Your objective - Repeat each entry as written and leave the images out of the copy.

Collection entries
:::::

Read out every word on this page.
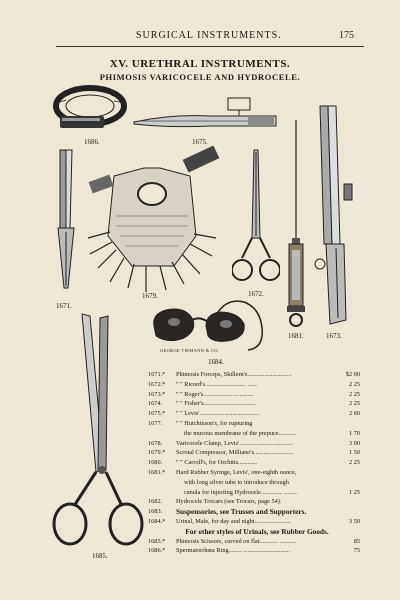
SURGICAL INSTRUMENTS.	175
XV. URETHRAL INSTRUMENTS.
PHIMOSIS VARICOCELE AND HYDROCELE.
1686.	1675.
1671.
1679.	1672.
1681.	1673.
GEORGE TIEMANN & CO.
1684.
1685.
1671.*	Phimosis Forceps, Skillern's............................	$2 00
1672.*	" " Ricord's.......................... ......	2 25
1673.*	" " Roger's.................. .............	2 25
1674.	" " Fisher's.................................	2 25
1675.*	" " Levis'......................................	2 60
1677.	" " Hutchinson's, for rupturing
the mucous membrane of the prepuce...........	1 70
1678.	Varicocele Clamp, Levis'..................................	3 00
1679.*	Scrotal Compressor, Milliano's.........................	1 50
1680.	" " Carroll's, for Orchitis............	2 25
1681.*	Hard Rubber Syringe, Levis', one-eighth ounce,
with long silver tube to introduce through
canula for injecting Hydrocele.............. ........	1 25
1682.	Hydrocele Trocars (see Trocars, page 54).
1683.	Suspensories, see Trusses and Supporters.
1684.*	Urinal, Male, for day and night.......................	3 50
For other styles of Urinals, see Rubber Goods.
1685.*	Phimosis Scissors, curved on flat............ ..........	85
1686.*	Spermatorrhœa Ring........ ..............................	75
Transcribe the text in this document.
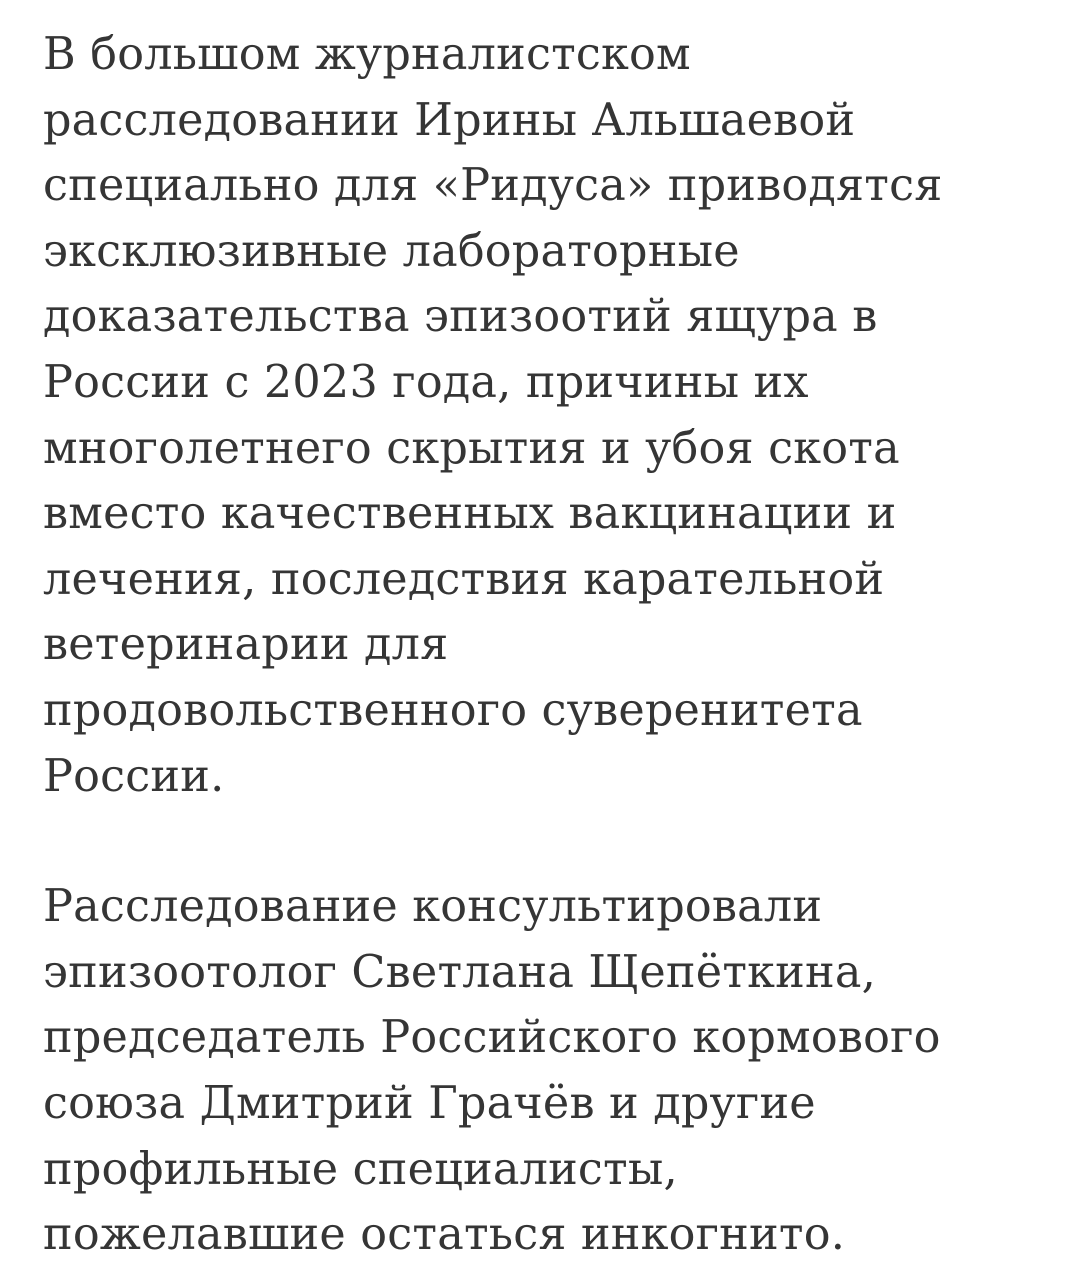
В большом журналистском
расследовании Ирины Альшаевой
специально для «Ридуса» приводятся
эксклюзивные лабораторные
доказательства эпизоотий ящура в
России с 2023 года, причины их
многолетнего скрытия и убоя скота
вместо качественных вакцинации и
лечения, последствия карательной
ветеринарии для
продовольственного суверенитета
России.

Расследование консультировали
эпизоотолог Светлана Щепёткина,
председатель Российского кормового
союза Дмитрий Грачёв и другие
профильные специалисты,
пожелавшие остаться инкогнито.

:::::

Task output -
Read out every word on this page.
SURGICAL INSTRUMENTS.	175
XV. URETHRAL INSTRUMENTS.
PHIMOSIS VARICOCELE AND HYDROCELE.
1686.	1675.
1671.
1679.	1672.
1681.	1673.
GEORGE TIEMANN & CO.
1684.
1685.
1671.*	Phimosis Forceps, Skillern's............................	$2 00
1672.*	" " Ricord's.......................... ......	2 25
1673.*	" " Roger's.................. .............	2 25
1674.	" " Fisher's.................................	2 25
1675.*	" " Levis'......................................	2 60
1677.	" " Hutchinson's, for rupturing
the mucous membrane of the prepuce...........	1 70
1678.	Varicocele Clamp, Levis'..................................	3 00
1679.*	Scrotal Compressor, Milliano's.........................	1 50
1680.	" " Carroll's, for Orchitis............	2 25
1681.*	Hard Rubber Syringe, Levis', one-eighth ounce,
with long silver tube to introduce through
canula for injecting Hydrocele.............. ........	1 25
1682.	Hydrocele Trocars (see Trocars, page 54).
1683.	Suspensories, see Trusses and Supporters.
1684.*	Urinal, Male, for day and night.......................	3 50
For other styles of Urinals, see Rubber Goods.
1685.*	Phimosis Scissors, curved on flat............ ..........	85
1686.*	Spermatorrhœa Ring........ ..............................	75
Transcribe the text in this document.
В большом журналистском
расследовании Ирины Альшаевой
специально для «Ридуса» приводятся
эксклюзивные лабораторные
доказательства эпизоотий ящура в
России с 2023 года, причины их
многолетнего скрытия и убоя скота
вместо качественных вакцинации и
лечения, последствия карательной
ветеринарии для
продовольственного суверенитета
России.

Расследование консультировали
эпизоотолог Светлана Щепёткина,
председатель Российского кормового
союза Дмитрий Грачёв и другие
профильные специалисты,
пожелавшие остаться инкогнито.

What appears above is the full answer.